DATA SHOWN
***

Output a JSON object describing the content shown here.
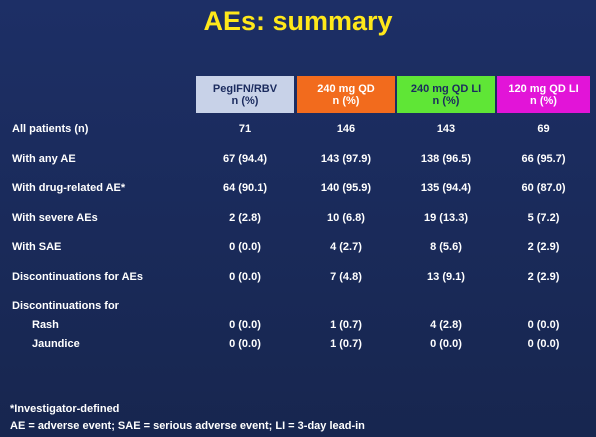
{
  "title": "AEs: summary",
  "table": {
    "header": [
      {
        "line1": "PegIFN/RBV",
        "line2": "n (%)"
      },
      {
        "line1": "240 mg QD",
        "line2": "n (%)"
      },
      {
        "line1": "240 mg QD LI",
        "line2": "n (%)"
      },
      {
        "line1": "120 mg QD LI",
        "line2": "n (%)"
      }
    ],
    "rows": [
      {
        "label": "All patients (n)",
        "values": [
          "71",
          "146",
          "143",
          "69"
        ]
      },
      {
        "label": "With any AE",
        "values": [
          "67 (94.4)",
          "143 (97.9)",
          "138 (96.5)",
          "66 (95.7)"
        ]
      },
      {
        "label": "With drug-related AE*",
        "values": [
          "64 (90.1)",
          "140 (95.9)",
          "135 (94.4)",
          "60 (87.0)"
        ]
      },
      {
        "label": "With severe AEs",
        "values": [
          "2 (2.8)",
          "10 (6.8)",
          "19 (13.3)",
          "5 (7.2)"
        ]
      },
      {
        "label": "With SAE",
        "values": [
          "0 (0.0)",
          "4 (2.7)",
          "8 (5.6)",
          "2 (2.9)"
        ]
      },
      {
        "label": "Discontinuations for AEs",
        "values": [
          "0 (0.0)",
          "7 (4.8)",
          "13 (9.1)",
          "2 (2.9)"
        ]
      },
      {
        "label": "Discontinuations for",
        "subrows": [
          {
            "label": "Rash",
            "values": [
              "0 (0.0)",
              "1 (0.7)",
              "4 (2.8)",
              "0 (0.0)"
            ]
          },
          {
            "label": "Jaundice",
            "values": [
              "0 (0.0)",
              "1 (0.7)",
              "0 (0.0)",
              "0 (0.0)"
            ]
          }
        ]
      }
    ]
  },
  "footnotes": [
    "*Investigator-defined",
    "AE = adverse event; SAE = serious adverse event; LI = 3-day lead-in"
  ]
}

***

WHAT THIS TASK INVOLVES
Go through the entries above and copy each line with "Discontinuations" in it.

SOLUTION TO THIS EXERCISE
        "label": "Discontinuations for AEs",
        "label": "Discontinuations for",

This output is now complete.